**What is required**
Below are the records; count how many of their lines contain the word "creatinine" and give that number only.

---------- Provided entries

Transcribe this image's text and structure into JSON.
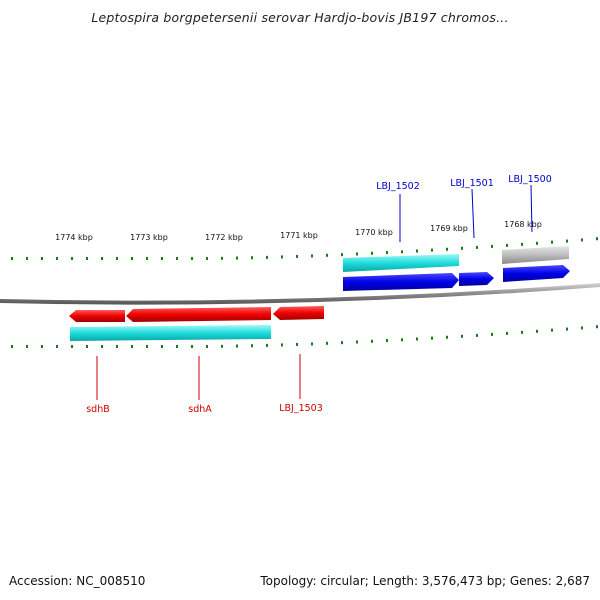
{
  "title": "Leptospira borgpetersenii serovar Hardjo-bovis JB197 chromos...",
  "footer": {
    "accession": "Accession: NC_008510",
    "summary": "Topology: circular; Length: 3,576,473 bp; Genes: 2,687"
  },
  "colors": {
    "forward_gene": "#0000ee",
    "reverse_gene": "#ee0000",
    "cds": "#22dddd",
    "rna_gene": "#b5b5b5",
    "tick": "#1a7a1a",
    "backbone": "#808080",
    "forward_label": "#0000cc",
    "reverse_label": "#cc0000"
  },
  "scale": {
    "unit": "kbp",
    "labels": [
      "1774 kbp",
      "1773 kbp",
      "1772 kbp",
      "1771 kbp",
      "1770 kbp",
      "1769 kbp",
      "1768 kbp"
    ]
  },
  "forward_genes": [
    {
      "label": "LBJ_1502",
      "type": "gene"
    },
    {
      "label": "LBJ_1501",
      "type": "gene"
    },
    {
      "label": "LBJ_1500",
      "type": "rna"
    }
  ],
  "reverse_genes": [
    {
      "label": "sdhB"
    },
    {
      "label": "sdhA"
    },
    {
      "label": "LBJ_1503"
    }
  ]
}
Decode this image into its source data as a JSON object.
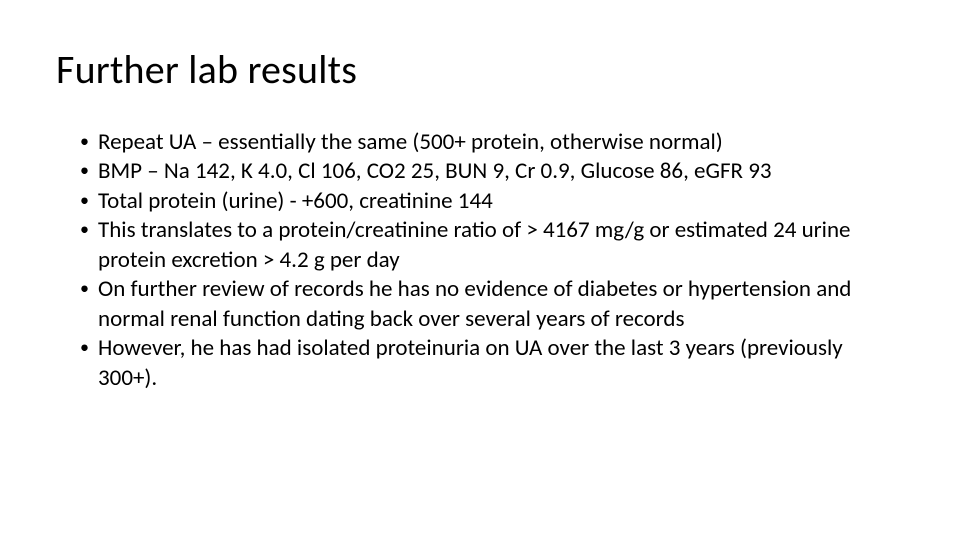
{
  "slide": {
    "title": "Further lab results",
    "title_fontsize": 40,
    "title_color": "#000000",
    "background_color": "#ffffff",
    "body_fontsize": 23,
    "body_color": "#000000",
    "bullet_marker": "•",
    "bullets": [
      "Repeat UA – essentially the same (500+ protein, otherwise normal)",
      "BMP – Na 142, K 4.0, Cl 106, CO2 25, BUN 9, Cr 0.9, Glucose 86, eGFR 93",
      "Total protein (urine) - +600, creatinine 144",
      "This translates to a protein/creatinine ratio of > 4167 mg/g or estimated 24 urine protein excretion > 4.2 g per day",
      "On further review of records he has no evidence of diabetes or hypertension and normal renal function dating back over several years of records",
      "However, he has had isolated proteinuria on UA over the last 3 years (previously 300+)."
    ]
  }
}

--------------------

**Task result**
2